FRAGMENTO FACILITADO:
——————

Es como una segunda línea, un divertimento, lo que lleva a cabo Eduardo Mendoza en estas disparatadas e hilarantes novelas de ciencia ficción, que yo creo que son de Picaresca Ficción.
Es un humor gamberro e iconoclasta, zumbón, que en los mejores momentos nos recuerda la cachaza marxista de Groucho.
Y aunque el mundo futuro no sabe mucho de nacionalidades, el ambiente general de chapuza y componenda que emana de estas naves renqueantes y de esas estaciones espaciales con aluminosis es delatoramente español.
Por lo demás la coña está servida. Que las estaciones se llamen, por ejemplo, Derrida o Aranguren es más que un guiño al lector, porque ambas hacen aguas por doquier y ?literalmente? se están vaporizando en el éter?

——————

DATOS EN BRUTO:

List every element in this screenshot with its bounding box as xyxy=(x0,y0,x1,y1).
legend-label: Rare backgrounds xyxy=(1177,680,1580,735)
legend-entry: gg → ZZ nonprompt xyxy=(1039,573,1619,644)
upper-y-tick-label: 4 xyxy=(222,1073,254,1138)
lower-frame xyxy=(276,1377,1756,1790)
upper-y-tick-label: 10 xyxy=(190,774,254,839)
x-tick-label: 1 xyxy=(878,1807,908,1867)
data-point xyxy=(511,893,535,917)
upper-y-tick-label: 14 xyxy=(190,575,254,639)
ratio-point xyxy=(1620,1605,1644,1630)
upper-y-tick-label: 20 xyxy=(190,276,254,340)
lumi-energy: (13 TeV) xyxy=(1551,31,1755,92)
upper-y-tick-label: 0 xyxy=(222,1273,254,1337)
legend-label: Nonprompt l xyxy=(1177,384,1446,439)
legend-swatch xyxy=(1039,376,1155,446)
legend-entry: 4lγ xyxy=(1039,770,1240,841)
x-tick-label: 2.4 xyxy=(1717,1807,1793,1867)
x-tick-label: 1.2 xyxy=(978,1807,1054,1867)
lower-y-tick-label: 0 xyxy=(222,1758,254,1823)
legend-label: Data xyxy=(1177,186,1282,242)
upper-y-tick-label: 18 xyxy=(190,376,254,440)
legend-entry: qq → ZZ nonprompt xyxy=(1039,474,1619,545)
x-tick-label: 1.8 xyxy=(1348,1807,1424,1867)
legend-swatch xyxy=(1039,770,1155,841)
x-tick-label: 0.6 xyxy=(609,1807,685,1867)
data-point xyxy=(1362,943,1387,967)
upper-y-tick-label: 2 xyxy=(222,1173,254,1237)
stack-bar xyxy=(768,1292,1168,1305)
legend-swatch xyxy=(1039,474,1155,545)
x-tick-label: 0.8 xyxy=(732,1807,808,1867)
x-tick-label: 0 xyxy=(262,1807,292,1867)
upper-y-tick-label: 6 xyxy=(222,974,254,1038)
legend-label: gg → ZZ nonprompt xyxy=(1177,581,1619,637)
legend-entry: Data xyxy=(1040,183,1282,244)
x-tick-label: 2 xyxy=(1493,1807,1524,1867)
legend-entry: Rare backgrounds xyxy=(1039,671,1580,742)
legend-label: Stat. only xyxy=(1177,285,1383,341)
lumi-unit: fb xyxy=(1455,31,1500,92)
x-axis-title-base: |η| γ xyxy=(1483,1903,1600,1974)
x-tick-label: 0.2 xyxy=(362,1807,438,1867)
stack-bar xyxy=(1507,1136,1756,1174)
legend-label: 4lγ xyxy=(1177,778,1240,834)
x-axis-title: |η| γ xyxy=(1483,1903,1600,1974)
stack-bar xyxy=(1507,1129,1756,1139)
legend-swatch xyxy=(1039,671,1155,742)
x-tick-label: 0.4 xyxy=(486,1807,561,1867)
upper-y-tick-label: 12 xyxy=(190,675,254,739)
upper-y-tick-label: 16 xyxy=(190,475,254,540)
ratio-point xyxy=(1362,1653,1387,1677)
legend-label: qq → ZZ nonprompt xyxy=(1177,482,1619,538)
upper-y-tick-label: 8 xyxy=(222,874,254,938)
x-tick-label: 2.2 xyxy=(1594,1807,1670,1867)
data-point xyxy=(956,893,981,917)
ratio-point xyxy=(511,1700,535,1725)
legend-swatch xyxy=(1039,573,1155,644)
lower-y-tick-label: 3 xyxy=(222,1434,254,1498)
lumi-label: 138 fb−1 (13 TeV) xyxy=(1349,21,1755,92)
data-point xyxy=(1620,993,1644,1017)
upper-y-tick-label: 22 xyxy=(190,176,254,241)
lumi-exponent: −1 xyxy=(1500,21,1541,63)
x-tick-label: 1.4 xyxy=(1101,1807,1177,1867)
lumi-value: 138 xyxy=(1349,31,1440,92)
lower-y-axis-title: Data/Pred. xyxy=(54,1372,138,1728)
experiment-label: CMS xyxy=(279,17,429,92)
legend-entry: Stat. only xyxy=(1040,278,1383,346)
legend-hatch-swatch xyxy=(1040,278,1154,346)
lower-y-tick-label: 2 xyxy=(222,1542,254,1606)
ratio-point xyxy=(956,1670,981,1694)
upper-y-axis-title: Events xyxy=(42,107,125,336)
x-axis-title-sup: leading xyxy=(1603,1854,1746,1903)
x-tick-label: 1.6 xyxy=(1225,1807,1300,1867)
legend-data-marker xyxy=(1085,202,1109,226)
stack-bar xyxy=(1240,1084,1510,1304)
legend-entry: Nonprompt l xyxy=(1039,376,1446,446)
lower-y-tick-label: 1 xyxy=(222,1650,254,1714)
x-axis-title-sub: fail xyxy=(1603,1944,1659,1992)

——————

QUÉ HACER:
1 - Indica si cada afirmación concuerda con el fragmento sobre las novelas de Eduardo Mendoza, respondiendo sí o no y citando literalmente las palabras que lo deciden: (a) Quien escribe el fragmento cree que estas novelas son de Picaresca Ficción. (b) El humor de estas novelas recuerda a Groucho en todos sus momentos. (c) Las estaciones Derrida y Aranguren están en buen estado.
2 - Sigue escribiendo el fragmento sobre las novelas de Eduardo Mendoza a partir de su última frase.
El material no hace falta para nada de lo que se pide.

SOLUCIONES POR PUNTO:
1 -
(a) Sí: "que yo creo que son de Picaresca Ficción".
(b) No: "en los mejores momentos nos recuerda la cachaza marxista de Groucho".
(c) No: "ambas hacen aguas por doquier".

2 -
Mendoza ha preferido adoptar el pie forzado del informe oficial, que es lo que este alucinante Horacio Dos escribe para la superioridad mientras navega por el Espacio Helicoidal (no sujeto a las reglas euclidianas) hacia un improbable horizonte interestelar en una nave poblada por una tripulación patibularia que hace de su capa un sayo, una comunidad de Delincuentes, otra de Mujeres Descarriadas y una tercera de Ancianos Improvidentes. La astronave está tripulada por este Horacio Dos, formado en la escuela de mandos de Villalpando, que por cierto confía en que este sea el último viaje de una carrera bastante caótica y acceder, como todo buen funcionario de escalafón que se precie, a un retiro anticipado con el sueldo completo.
Mientras escribe este grato informe el lector puede darse cuenta leyendo entre líneas de la insubordinación explícita de casi toda la tripulación, de las coñas marineras que se gastan a costa del comandante así como de la catadura moral de éste. Acaparando las pocas bebidas alcohólicas de marca que quedan en la nave, tirándole ostensiblemente ?y sin grandes resultados? los tejos a alguna descarriada de buen ver, etc. Por lo demás el resto de los mandos son de parecido jaez, como el médico Agustinopoulos que se dedica a traficar con los fármacos del botiquín o a producir licor casero en el laboratorio de la nave.
El navegante tiene un concepto completamente empírico y aproximativo del cálculo infinitesimal, con lo que la nave va dando tumbos por el Espacio Helicoidal, siguiendo un rumbo errático que no lleva a parte alguna.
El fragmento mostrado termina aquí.